Material for the task
────────────────────────────────────────

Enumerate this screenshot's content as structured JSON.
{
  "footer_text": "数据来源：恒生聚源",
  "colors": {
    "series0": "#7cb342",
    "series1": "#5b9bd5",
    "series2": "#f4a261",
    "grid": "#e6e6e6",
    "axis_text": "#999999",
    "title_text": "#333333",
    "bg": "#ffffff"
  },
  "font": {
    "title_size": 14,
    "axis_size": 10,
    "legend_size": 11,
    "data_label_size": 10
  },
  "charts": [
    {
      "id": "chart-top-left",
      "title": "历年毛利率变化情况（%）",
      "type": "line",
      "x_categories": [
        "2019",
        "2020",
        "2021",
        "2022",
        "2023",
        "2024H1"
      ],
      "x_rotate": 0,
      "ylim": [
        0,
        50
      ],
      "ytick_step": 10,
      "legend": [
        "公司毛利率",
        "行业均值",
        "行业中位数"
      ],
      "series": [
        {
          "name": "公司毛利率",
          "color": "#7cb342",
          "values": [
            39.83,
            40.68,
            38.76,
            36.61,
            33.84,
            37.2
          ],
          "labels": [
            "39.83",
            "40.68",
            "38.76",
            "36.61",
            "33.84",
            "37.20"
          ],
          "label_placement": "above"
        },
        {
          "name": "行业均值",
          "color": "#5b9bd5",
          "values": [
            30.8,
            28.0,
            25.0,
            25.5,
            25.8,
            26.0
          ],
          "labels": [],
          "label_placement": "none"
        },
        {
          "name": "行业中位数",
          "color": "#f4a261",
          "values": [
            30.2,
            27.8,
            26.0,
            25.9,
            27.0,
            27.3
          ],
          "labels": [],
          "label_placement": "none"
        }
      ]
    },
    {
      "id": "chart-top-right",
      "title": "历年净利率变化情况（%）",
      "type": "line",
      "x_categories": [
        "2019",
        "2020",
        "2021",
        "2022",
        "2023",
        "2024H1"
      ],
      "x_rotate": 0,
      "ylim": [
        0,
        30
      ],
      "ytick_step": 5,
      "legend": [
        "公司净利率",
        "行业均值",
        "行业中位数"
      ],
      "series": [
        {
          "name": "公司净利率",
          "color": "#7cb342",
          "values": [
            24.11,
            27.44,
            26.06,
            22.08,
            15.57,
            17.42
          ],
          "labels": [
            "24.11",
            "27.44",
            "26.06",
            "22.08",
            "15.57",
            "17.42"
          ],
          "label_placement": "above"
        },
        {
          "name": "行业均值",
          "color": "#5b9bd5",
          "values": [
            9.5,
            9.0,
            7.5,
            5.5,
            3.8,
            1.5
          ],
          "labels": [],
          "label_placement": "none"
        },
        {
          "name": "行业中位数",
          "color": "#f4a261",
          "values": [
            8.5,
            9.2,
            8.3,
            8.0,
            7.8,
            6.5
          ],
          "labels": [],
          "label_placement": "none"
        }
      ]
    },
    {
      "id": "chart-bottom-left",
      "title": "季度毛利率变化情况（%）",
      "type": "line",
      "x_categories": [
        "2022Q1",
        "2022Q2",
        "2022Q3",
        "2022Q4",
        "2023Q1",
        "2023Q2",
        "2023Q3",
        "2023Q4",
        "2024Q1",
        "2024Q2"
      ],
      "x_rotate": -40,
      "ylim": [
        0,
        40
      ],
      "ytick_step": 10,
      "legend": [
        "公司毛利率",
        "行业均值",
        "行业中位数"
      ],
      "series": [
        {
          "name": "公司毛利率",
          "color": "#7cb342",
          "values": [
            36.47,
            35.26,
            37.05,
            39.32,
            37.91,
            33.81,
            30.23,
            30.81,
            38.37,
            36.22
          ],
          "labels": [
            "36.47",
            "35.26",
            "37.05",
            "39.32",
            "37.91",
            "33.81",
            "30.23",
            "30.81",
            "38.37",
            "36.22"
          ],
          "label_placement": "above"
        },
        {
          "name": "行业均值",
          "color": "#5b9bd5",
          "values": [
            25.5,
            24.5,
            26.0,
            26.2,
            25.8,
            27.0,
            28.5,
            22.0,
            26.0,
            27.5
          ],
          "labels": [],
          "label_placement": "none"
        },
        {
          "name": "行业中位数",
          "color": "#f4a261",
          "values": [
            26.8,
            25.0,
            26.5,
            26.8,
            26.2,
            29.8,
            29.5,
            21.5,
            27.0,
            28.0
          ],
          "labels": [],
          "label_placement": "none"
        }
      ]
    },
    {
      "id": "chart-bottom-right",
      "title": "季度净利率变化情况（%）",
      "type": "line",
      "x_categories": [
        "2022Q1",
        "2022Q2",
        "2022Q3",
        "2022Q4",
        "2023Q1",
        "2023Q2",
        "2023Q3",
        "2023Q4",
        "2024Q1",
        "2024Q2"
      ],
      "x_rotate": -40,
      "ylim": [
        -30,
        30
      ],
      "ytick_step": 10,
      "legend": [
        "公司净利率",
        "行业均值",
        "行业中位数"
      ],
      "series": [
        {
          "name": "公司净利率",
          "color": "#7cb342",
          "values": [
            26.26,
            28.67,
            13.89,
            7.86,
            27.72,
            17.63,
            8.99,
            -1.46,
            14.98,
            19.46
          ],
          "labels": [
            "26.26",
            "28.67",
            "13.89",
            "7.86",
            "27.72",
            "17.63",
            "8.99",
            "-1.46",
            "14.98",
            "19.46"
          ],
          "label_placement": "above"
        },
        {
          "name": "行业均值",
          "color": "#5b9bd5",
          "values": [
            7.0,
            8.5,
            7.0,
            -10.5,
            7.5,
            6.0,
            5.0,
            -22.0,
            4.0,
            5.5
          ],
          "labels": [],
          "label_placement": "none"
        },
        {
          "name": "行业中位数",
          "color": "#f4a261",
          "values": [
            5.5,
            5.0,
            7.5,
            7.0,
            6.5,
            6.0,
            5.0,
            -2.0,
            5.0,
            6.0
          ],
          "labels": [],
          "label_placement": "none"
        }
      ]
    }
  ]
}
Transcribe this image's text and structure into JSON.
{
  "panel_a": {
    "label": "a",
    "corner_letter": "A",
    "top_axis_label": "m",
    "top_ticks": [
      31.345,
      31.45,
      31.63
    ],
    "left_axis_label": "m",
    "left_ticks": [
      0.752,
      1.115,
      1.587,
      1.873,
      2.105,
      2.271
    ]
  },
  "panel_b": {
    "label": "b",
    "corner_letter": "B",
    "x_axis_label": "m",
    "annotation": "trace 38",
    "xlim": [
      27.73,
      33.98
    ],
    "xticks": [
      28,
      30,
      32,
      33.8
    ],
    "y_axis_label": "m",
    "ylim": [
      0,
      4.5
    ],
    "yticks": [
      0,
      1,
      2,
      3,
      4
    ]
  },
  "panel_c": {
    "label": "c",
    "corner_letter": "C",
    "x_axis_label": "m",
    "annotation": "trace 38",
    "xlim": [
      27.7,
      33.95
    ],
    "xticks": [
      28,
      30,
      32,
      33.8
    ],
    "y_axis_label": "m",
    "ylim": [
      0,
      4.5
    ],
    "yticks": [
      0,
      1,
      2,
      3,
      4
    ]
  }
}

────────────────────────────────────────

Task description
Using the data above, reproduce every line exactly.

Result
Enumerate this screenshot's content as structured JSON.
{
  "footer_text": "数据来源：恒生聚源",
  "colors": {
    "series0": "#7cb342",
    "series1": "#5b9bd5",
    "series2": "#f4a261",
    "grid": "#e6e6e6",
    "axis_text": "#999999",
    "title_text": "#333333",
    "bg": "#ffffff"
  },
  "font": {
    "title_size": 14,
    "axis_size": 10,
    "legend_size": 11,
    "data_label_size": 10
  },
  "charts": [
    {
      "id": "chart-top-left",
      "title": "历年毛利率变化情况（%）",
      "type": "line",
      "x_categories": [
        "2019",
        "2020",
        "2021",
        "2022",
        "2023",
        "2024H1"
      ],
      "x_rotate": 0,
      "ylim": [
        0,
        50
      ],
      "ytick_step": 10,
      "legend": [
        "公司毛利率",
        "行业均值",
        "行业中位数"
      ],
      "series": [
        {
          "name": "公司毛利率",
          "color": "#7cb342",
          "values": [
            39.83,
            40.68,
            38.76,
            36.61,
            33.84,
            37.2
          ],
          "labels": [
            "39.83",
            "40.68",
            "38.76",
            "36.61",
            "33.84",
            "37.20"
          ],
          "label_placement": "above"
        },
        {
          "name": "行业均值",
          "color": "#5b9bd5",
          "values": [
            30.8,
            28.0,
            25.0,
            25.5,
            25.8,
            26.0
          ],
          "labels": [],
          "label_placement": "none"
        },
        {
          "name": "行业中位数",
          "color": "#f4a261",
          "values": [
            30.2,
            27.8,
            26.0,
            25.9,
            27.0,
            27.3
          ],
          "labels": [],
          "label_placement": "none"
        }
      ]
    },
    {
      "id": "chart-top-right",
      "title": "历年净利率变化情况（%）",
      "type": "line",
      "x_categories": [
        "2019",
        "2020",
        "2021",
        "2022",
        "2023",
        "2024H1"
      ],
      "x_rotate": 0,
      "ylim": [
        0,
        30
      ],
      "ytick_step": 5,
      "legend": [
        "公司净利率",
        "行业均值",
        "行业中位数"
      ],
      "series": [
        {
          "name": "公司净利率",
          "color": "#7cb342",
          "values": [
            24.11,
            27.44,
            26.06,
            22.08,
            15.57,
            17.42
          ],
          "labels": [
            "24.11",
            "27.44",
            "26.06",
            "22.08",
            "15.57",
            "17.42"
          ],
          "label_placement": "above"
        },
        {
          "name": "行业均值",
          "color": "#5b9bd5",
          "values": [
            9.5,
            9.0,
            7.5,
            5.5,
            3.8,
            1.5
          ],
          "labels": [],
          "label_placement": "none"
        },
        {
          "name": "行业中位数",
          "color": "#f4a261",
          "values": [
            8.5,
            9.2,
            8.3,
            8.0,
            7.8,
            6.5
          ],
          "labels": [],
          "label_placement": "none"
        }
      ]
    },
    {
      "id": "chart-bottom-left",
      "title": "季度毛利率变化情况（%）",
      "type": "line",
      "x_categories": [
        "2022Q1",
        "2022Q2",
        "2022Q3",
        "2022Q4",
        "2023Q1",
        "2023Q2",
        "2023Q3",
        "2023Q4",
        "2024Q1",
        "2024Q2"
      ],
      "x_rotate": -40,
      "ylim": [
        0,
        40
      ],
      "ytick_step": 10,
      "legend": [
        "公司毛利率",
        "行业均值",
        "行业中位数"
      ],
      "series": [
        {
          "name": "公司毛利率",
          "color": "#7cb342",
          "values": [
            36.47,
            35.26,
            37.05,
            39.32,
            37.91,
            33.81,
            30.23,
            30.81,
            38.37,
            36.22
          ],
          "labels": [
            "36.47",
            "35.26",
            "37.05",
            "39.32",
            "37.91",
            "33.81",
            "30.23",
            "30.81",
            "38.37",
            "36.22"
          ],
          "label_placement": "above"
        },
        {
          "name": "行业均值",
          "color": "#5b9bd5",
          "values": [
            25.5,
            24.5,
            26.0,
            26.2,
            25.8,
            27.0,
            28.5,
            22.0,
            26.0,
            27.5
          ],
          "labels": [],
          "label_placement": "none"
        },
        {
          "name": "行业中位数",
          "color": "#f4a261",
          "values": [
            26.8,
            25.0,
            26.5,
            26.8,
            26.2,
            29.8,
            29.5,
            21.5,
            27.0,
            28.0
          ],
          "labels": [],
          "label_placement": "none"
        }
      ]
    },
    {
      "id": "chart-bottom-right",
      "title": "季度净利率变化情况（%）",
      "type": "line",
      "x_categories": [
        "2022Q1",
        "2022Q2",
        "2022Q3",
        "2022Q4",
        "2023Q1",
        "2023Q2",
        "2023Q3",
        "2023Q4",
        "2024Q1",
        "2024Q2"
      ],
      "x_rotate": -40,
      "ylim": [
        -30,
        30
      ],
      "ytick_step": 10,
      "legend": [
        "公司净利率",
        "行业均值",
        "行业中位数"
      ],
      "series": [
        {
          "name": "公司净利率",
          "color": "#7cb342",
          "values": [
            26.26,
            28.67,
            13.89,
            7.86,
            27.72,
            17.63,
            8.99,
            -1.46,
            14.98,
            19.46
          ],
          "labels": [
            "26.26",
            "28.67",
            "13.89",
            "7.86",
            "27.72",
            "17.63",
            "8.99",
            "-1.46",
            "14.98",
            "19.46"
          ],
          "label_placement": "above"
        },
        {
          "name": "行业均值",
          "color": "#5b9bd5",
          "values": [
            7.0,
            8.5,
            7.0,
            -10.5,
            7.5,
            6.0,
            5.0,
            -22.0,
            4.0,
            5.5
          ],
          "labels": [],
          "label_placement": "none"
        },
        {
          "name": "行业中位数",
          "color": "#f4a261",
          "values": [
            5.5,
            5.0,
            7.5,
            7.0,
            6.5,
            6.0,
            5.0,
            -2.0,
            5.0,
            6.0
          ],
          "labels": [],
          "label_placement": "none"
        }
      ]
    }
  ]
}
Transcribe this image's text and structure into JSON.
{
  "panel_a": {
    "label": "a",
    "corner_letter": "A",
    "top_axis_label": "m",
    "top_ticks": [
      31.345,
      31.45,
      31.63
    ],
    "left_axis_label": "m",
    "left_ticks": [
      0.752,
      1.115,
      1.587,
      1.873,
      2.105,
      2.271
    ]
  },
  "panel_b": {
    "label": "b",
    "corner_letter": "B",
    "x_axis_label": "m",
    "annotation": "trace 38",
    "xlim": [
      27.73,
      33.98
    ],
    "xticks": [
      28,
      30,
      32,
      33.8
    ],
    "y_axis_label": "m",
    "ylim": [
      0,
      4.5
    ],
    "yticks": [
      0,
      1,
      2,
      3,
      4
    ]
  },
  "panel_c": {
    "label": "c",
    "corner_letter": "C",
    "x_axis_label": "m",
    "annotation": "trace 38",
    "xlim": [
      27.7,
      33.95
    ],
    "xticks": [
      28,
      30,
      32,
      33.8
    ],
    "y_axis_label": "m",
    "ylim": [
      0,
      4.5
    ],
    "yticks": [
      0,
      1,
      2,
      3,
      4
    ]
  }
}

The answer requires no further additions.